_Given problem_. Where a line in the listing contains the string "מתמורתה", copy that line out.

_Data listing_.
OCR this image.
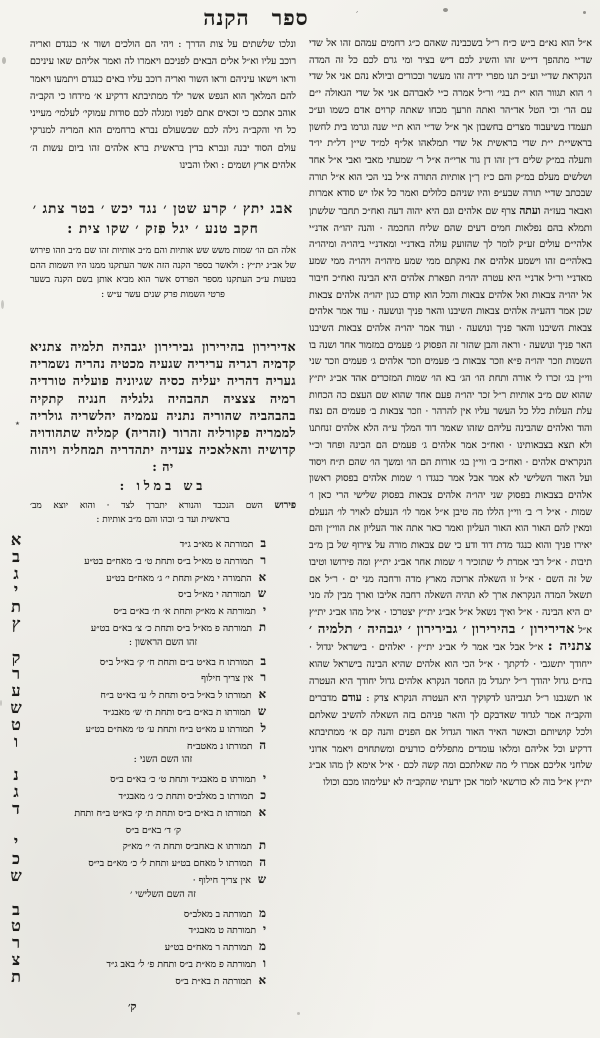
ספר הקנה	׳
א״ל הוא נא״ם ב״ש כ״ח ר״ל בשכבינה שאהם כ״ג רחמים עמהם זהו אל שדי שד״י מתהפך די״ש זהו והשיג לכם דיש בציר ומי גרם לכם כל זה המדה הנקראת שד״י וע״כ תנו מפרי ידיה זהו מעשר ובכורים וביולא נהם אני אל שדי ו׳ הוא תגוור הוא י״ת בגי׳ ור״ל אמרה כ״י לאברהם אני אל שדי הגאולה י״ם עם הר׳ וכי הטל אד״הר ואתה וזרעך מכחו שאתה קרוים אדם כשמו וע״כ תעמדו בשיעבוד מצרים בחשבון אך א״ל שד״י הוא ת״י שנה וגרמו בית לחשון בראשי״ת י״ת שדי בראשית אל שדי תמלאהו אל״ף למ״ד שי״ן דל״ת יו״ד ותעלה במ״ק שלים ד״ן זהו דן גור ארי״ה א״ל ר׳ שמעתי מאבי ואבי א״ל אחד ושלשים מעלם במ״ק והם כ״ז ך״ן אותיות התורה א״ל בני הכי הוא א״ל תורה שבכתב שד״י תורה שבע״פ והיו שניהם כלולים ואמר כל אלו יש סודא אמרות ואבאר בעז״ה ועתה צרף שם אלהים וגם היא יהוה דעה ואח״כ תחבר שלשתן ותמלא בהם נפלאות חמים דעים שהם שליח החכמה · והנה יהו״ה אדנ״י אלהי״ם עולים זע״ק לומר לך שהזועק עולה באדנ״י ומאדנ״י ביהו״ה ומיהו״ה באלהי״ם זהו וישמע אלהים את נאקתם ממי שמע מיהו״ה ויהו״ה ממי שמע מאדנ״י ור״ל אדנ״י היא עטרה יהו״ה תפארת אלהים היא הבינה ואח״כ חיבור אל יהו״ה צבאות ואל אלהים צבאות והכל הוא קודם כגון יהו״ה אלהים צבאות שכן אמר דהע״ה אלהים צבאות השיבנו והאר פניך ונושעה · עוד אמר אלהים צבאות השיבנו והאר פניך ונושעה · ועוד אמר יהו״ה אלהים צבאות השיבנו האר פניך ונושעה · וראה והבן שהזר זה הפסוק ג׳ פעמים במזמור אחד ושנה בו השמות וזכר יהו״ה פ״א וזכר צבאות ב׳ פעמים וזכר אלהים ג׳ פעמים וזכר שני ווי״ן בג׳ זכרו לי אורה ותחת הו׳ הג׳ בא הו׳ שמות המזכרים אהד אב״ג ית״ץ שהוא שם מ״ב אותיות ר״ל זכר יהו״ה פעם אחד שהוא שם העצם כה הכחות עלת העלות כלל כל העשר עליו אין להרהר · וזכר צבאות ב׳ פעמים הם נצח והוד ואלהים שהבינה עליהם שזהו שאמר דוד המלך ע״ה הלא אלהים זנחתנו ולא תצא בצבאותינו · ואח״כ אמר אלהים ג׳ פעמים הם הבינה ופחד וכ״י הנקראים אלהים · ואח״כ ב׳ ווי״ן בג׳ אורות הם הו׳ ומשך הו׳ שהם ת״ח ויסוד ועל האור השלישי לא אמר אבל אמר כנגדו ו׳ שמות אלהים בפסוק ראשון אלהים בצבאות בפסוק שני יהו״ה אלהים צבאות בפסוק שלישי הרי כאן ו׳ שמות · א״ל ר׳ ב׳ ווי״ן הללו מה טיבן א״ל אמר לו׳ הנעלם לאויר לו׳ הנעלם ומאין להם האור הוא האור העליון ואמר כאר אתה אור העליון את הווי״ן והם יאירו פניך והוא כנגד מדת דוד ודע כי שם צבאות מורה על צירוף של בן מ״ב תיבות · א״ל רבי אמרת לי שתזכיר ו׳ שמות אחר אב״ג ית״ץ ומה פירושו וטיבו של זה השם · א״ל זו השאלה ארוכה מארץ מדה ורחבה מני ים · ר״ל אם תשאל המדה הנקראת ארך לא תהיה השאלה רחבה אליבו וארך מבין לה מני ים היא הבינה · א״ל ואיך נשאל א״ל אב״ג ית״ץ יצטרכו · א״ל מהו אב״ג ית״ץ א״ל אדירירון ׳ בהירירון ׳ גבירירון ׳ יגבהיה ׳ תלמיה ׳ צתניה : א״ל אבל אבי אמר לי אב״ג ית״ץ · יאלהים · בישראל יגדול · ייחודך יתשגבי · לדקתך · א״ל הכי הוא אלהים שהיא הבינה בישראל שהוא בח״ם גדול יהודך ר״ל יתגדל מן החסד הנקרא אלהים גדול יחודך היא העטרה או תשגבנו ר״ל תגביהנו לדקוקיך היא העטרה הנקרא צדק : עודם מדברים והקב״ה אמר לגדוד שאדבקם לך והאר פניהם בזה השאלה להשיב שאלתם ולכל קושיותם וכאשר האיר האור הגדול אם הפנים והנה קם א׳ ממתיבתא דרקיע וכל אליהם ומלאו עומדים מתפללים כורעים ומשתחוים ויאמר אדוני שלחני אליכם אמרו לי מה שאלתכם ומה קשה לכם · א״ל אימא לן מהו אב״ג ית״ץ א״ל בוה לא כורשאי לומר אכן ידעתי שהקב״ה לא יעלימהו מכם וכולו
ונלכו שלשתים על צות הדרך : ויהי הם הולכים ושור א׳ כנגדם ואריה רוכב עליו וא״ל אלים הבאים לפניכם ויאמרו לה ואמר אליהם שאו עיניכם וראו וישאו עיניהם וראו השור ואריה רוכב עליו באים כנגדם ויתמעו ויאמר להם המלאך הוא הנפש אשר ילד ממתיבתא דרקיע א׳ מידחו כי הקב״ה אוהב אתכם כי זכאים אתם לפניו ומגלה לכם סודות עמוקי׳ לעלמי׳ מעייני כל חי והקב״ה גילה לכם שבשעולם נברא ברחמים הוא המריה למנרקי עולם הסוד יבנה ונברא בדין בראשית ברא אלהים זהו ביום עשות ה׳ אלהים ארץ ושמים : ואלו והבינו
אבג יתץ ׳ קרע שטן ׳ נגד יכש ׳ בטר צתג ׳
חקב טנע ׳ יגל פזק ׳ שקו צית :
אלה הם הו׳ שמות משש שש אותיות והם מ״ב אותיות זהו שם מ״ב וזהו פירוש של אב״ג ית״ץ : ולאשר בספר הקנה הזה אשר העתקנו ממנו היו השמות ההם בטעות ע״כ העתקנו מספר הפרדס אשר הוא מביא אותן בשם הקנה בשער פרטי השמות פרק שנים עשר ע״ש :
אדירירון בהירירון גבירירון יגבהיה תלמיה צתניא קדמיה רגריה עריריה שגעיה מכטיה נהריה נשמריה געריה דהריה יעליה כסיה שגיוניה פועליה טורדיה רמיה צצציה תהבהיה גלגליה חנגיה קתקיה בהבהביה שהוריה נתניה עממיה יהלשריה גולריה לממריה פקורליה זהרור (זהריה) קמליה שתהודויה קדושיה והאלאכיה צעדיה יתהדריה תמחליה ויהוה יה :
בש במלו :
פירוש השם הנכבד והנורא יתברך לצד · והוא יוצא מב׳
בראשית ועד ב׳ ובהו והם מ״ב אותיות :
א	בתמורתה א מא״ב ג״ד
ב	רתמורתה ט מא״ל ב״ס ותחת ט׳ ב׳ מאח״ם בט״ע
ג	אהתמורה י מא״ק ותחת י׳ ג׳ מאח״ם בט״ע
י	שתמורתה י מא״ל ב״ס
ת	יתמורתה א מא״ק ותחת א׳ ת׳ בא״ם ב״ס
ץ	תתמורתה פ מא״ל ב״ס ותחת כ׳ צ׳ בא״ם בט״ע
זהו השם הראשון :
ק	בתמורתו ח בא״ט ב״ם ותחת ח׳ ק׳ בא״ל ב״ס
ר	ראין צריך חילוף
ע	אתמורתו ל בא״ל ב״ס ותחת ל׳ ע׳ בא״ט ב״ח
ש	שתמורתו ת בא״ם ב״ס ותחת ת׳ ש׳ מאבג״ד
ט	לתמורתו ע מא״ט ב״ח ותחת ע׳ ט׳ מאח״ם בט״ע
ו	התמורתו נ מאטב״ח
זהו השם השני :
נ	יתמורתו ם מאבג״ד ותחת ט׳ כ׳ בא״ם ב״ס
ג	כתמורתו ב מאלב״ס ותחת כ׳ ג׳ מאבג״ד
ד	אתמורתו ת בא״ם ב״ס ותחת ת׳ ק׳ בא״ט ב״ח ותחת
ק׳ ד׳ בא״ם ב״ס
י	תתמורתו א באחב״ס ותחת ה׳ י׳ מא״ק
כ	התמורתו ל מאחם בט״ע ותחת ל׳ כ׳ מא״ם בי״ס
ש	שאין צריך חילוף ·
זה השם השלישי ׳
ב	מתמורתה ב מאלב״ס
ט	יתמורתה ט מאבג״ד
ר	מתמורתה ר מאח״ם בט״ע
צ	ותמורתה פ מא״ת ב״ס ותחת פ׳ ל׳ באב ג״ד
ת	אתמורתה ת בא״ת ב״ס
ק׳
٭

_Result_.
ב	מתמורתה ב מאלב״ס
ר	מתמורתה ר מאח״ם בט״ע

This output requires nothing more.